§ **TO BE DONE**: Pull out every line of the listing below where "name" appears.

[BEGIN RECORDS SUPPLIED]

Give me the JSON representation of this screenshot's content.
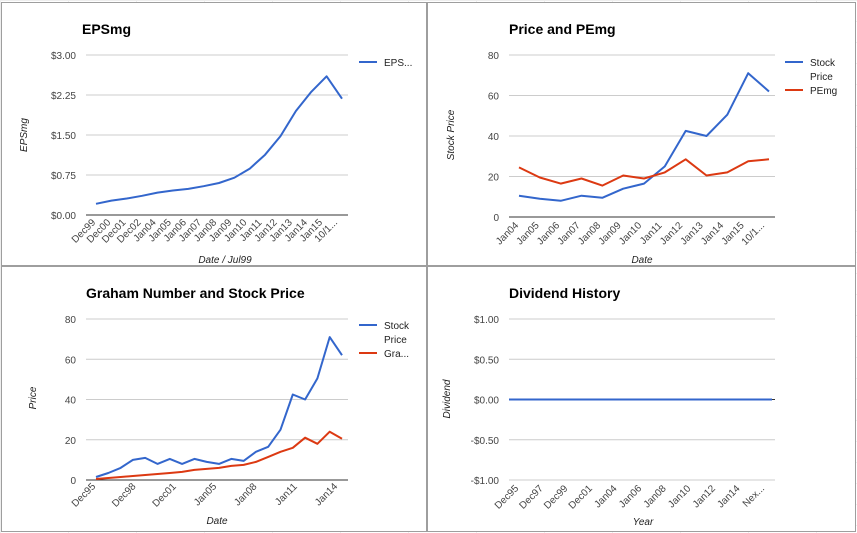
{
  "chart_data": [
    {
      "type": "line",
      "title": "EPSmg",
      "xlabel": "Date / Jul99",
      "ylabel": "EPSmg",
      "ylim": [
        0,
        3
      ],
      "yticks": [
        0,
        0.75,
        1.5,
        2.25,
        3
      ],
      "ytick_labels": [
        "$0.00",
        "$0.75",
        "$1.50",
        "$2.25",
        "$3.00"
      ],
      "tick_labels": [
        "Dec99",
        "Dec00",
        "Dec01",
        "Dec02",
        "Jan04",
        "Jan05",
        "Jan06",
        "Jan07",
        "Jan08",
        "Jan09",
        "Jan10",
        "Jan11",
        "Jan12",
        "Jan13",
        "Jan14",
        "Jan15",
        "10/1..."
      ],
      "grid": true,
      "legend_position": "right",
      "series": [
        {
          "name": "EPS...",
          "color": "#3366cc",
          "values": [
            0.21,
            0.27,
            0.31,
            0.36,
            0.42,
            0.46,
            0.49,
            0.54,
            0.6,
            0.7,
            0.87,
            1.13,
            1.48,
            1.95,
            2.31,
            2.6,
            2.18
          ]
        }
      ]
    },
    {
      "type": "line",
      "title": "Price and PEmg",
      "xlabel": "Date",
      "ylabel": "Stock Price",
      "ylim": [
        0,
        80
      ],
      "yticks": [
        0,
        20,
        40,
        60,
        80
      ],
      "ytick_labels": [
        "0",
        "20",
        "40",
        "60",
        "80"
      ],
      "tick_labels": [
        "Jan04",
        "Jan05",
        "Jan06",
        "Jan07",
        "Jan08",
        "Jan09",
        "Jan10",
        "Jan11",
        "Jan12",
        "Jan13",
        "Jan14",
        "Jan15",
        "10/1..."
      ],
      "grid": true,
      "legend_position": "right",
      "series": [
        {
          "name": "Stock Price",
          "color": "#3366cc",
          "values": [
            10.5,
            9,
            8,
            10.5,
            9.5,
            14,
            16.5,
            25,
            42.5,
            40,
            50.5,
            71,
            62
          ]
        },
        {
          "name": "PEmg",
          "color": "#dc3912",
          "values": [
            24.5,
            19.5,
            16.5,
            19,
            15.5,
            20.5,
            19,
            22,
            28.5,
            20.5,
            22,
            27.5,
            28.5
          ]
        }
      ]
    },
    {
      "type": "line",
      "title": "Graham Number and Stock Price",
      "xlabel": "Date",
      "ylabel": "Price",
      "ylim": [
        0,
        80
      ],
      "yticks": [
        0,
        20,
        40,
        60,
        80
      ],
      "ytick_labels": [
        "0",
        "20",
        "40",
        "60",
        "80"
      ],
      "tick_labels": [
        "Dec95",
        "Dec98",
        "Dec01",
        "Jan05",
        "Jan08",
        "Jan11",
        "Jan14"
      ],
      "grid": true,
      "legend_position": "right",
      "series": [
        {
          "name": "Stock Price",
          "color": "#3366cc",
          "values": [
            1.5,
            3.5,
            6,
            10,
            11,
            8,
            10.5,
            8,
            10.5,
            9,
            8,
            10.5,
            9.5,
            14,
            16.5,
            25,
            42.5,
            40,
            50.5,
            71,
            62
          ]
        },
        {
          "name": "Gra...",
          "color": "#dc3912",
          "values": [
            0.5,
            1,
            1.5,
            2,
            2.5,
            3,
            3.5,
            4,
            5,
            5.5,
            6,
            7,
            7.5,
            9,
            11.5,
            14,
            16,
            21,
            18,
            24,
            20.5
          ]
        }
      ]
    },
    {
      "type": "line",
      "title": "Dividend History",
      "xlabel": "Year",
      "ylabel": "Dividend",
      "ylim": [
        -1,
        1
      ],
      "yticks": [
        -1,
        -0.5,
        0,
        0.5,
        1
      ],
      "ytick_labels": [
        "-$1.00",
        "-$0.50",
        "$0.00",
        "$0.50",
        "$1.00"
      ],
      "tick_labels": [
        "Dec95",
        "Dec97",
        "Dec99",
        "Dec01",
        "Jan04",
        "Jan06",
        "Jan08",
        "Jan10",
        "Jan12",
        "Jan14",
        "Nex..."
      ],
      "grid": true,
      "legend_position": "none",
      "series": [
        {
          "color": "#3366cc",
          "values": [
            0,
            0,
            0,
            0,
            0,
            0,
            0,
            0,
            0,
            0,
            0
          ]
        }
      ]
    }
  ]
}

[END RECORDS SUPPLIED]

§ **ANSWER FOR THE TASK**:
          "name": "EPS...",
          "name": "Stock Price",
          "name": "PEmg",
          "name": "Stock Price",
          "name": "Gra...",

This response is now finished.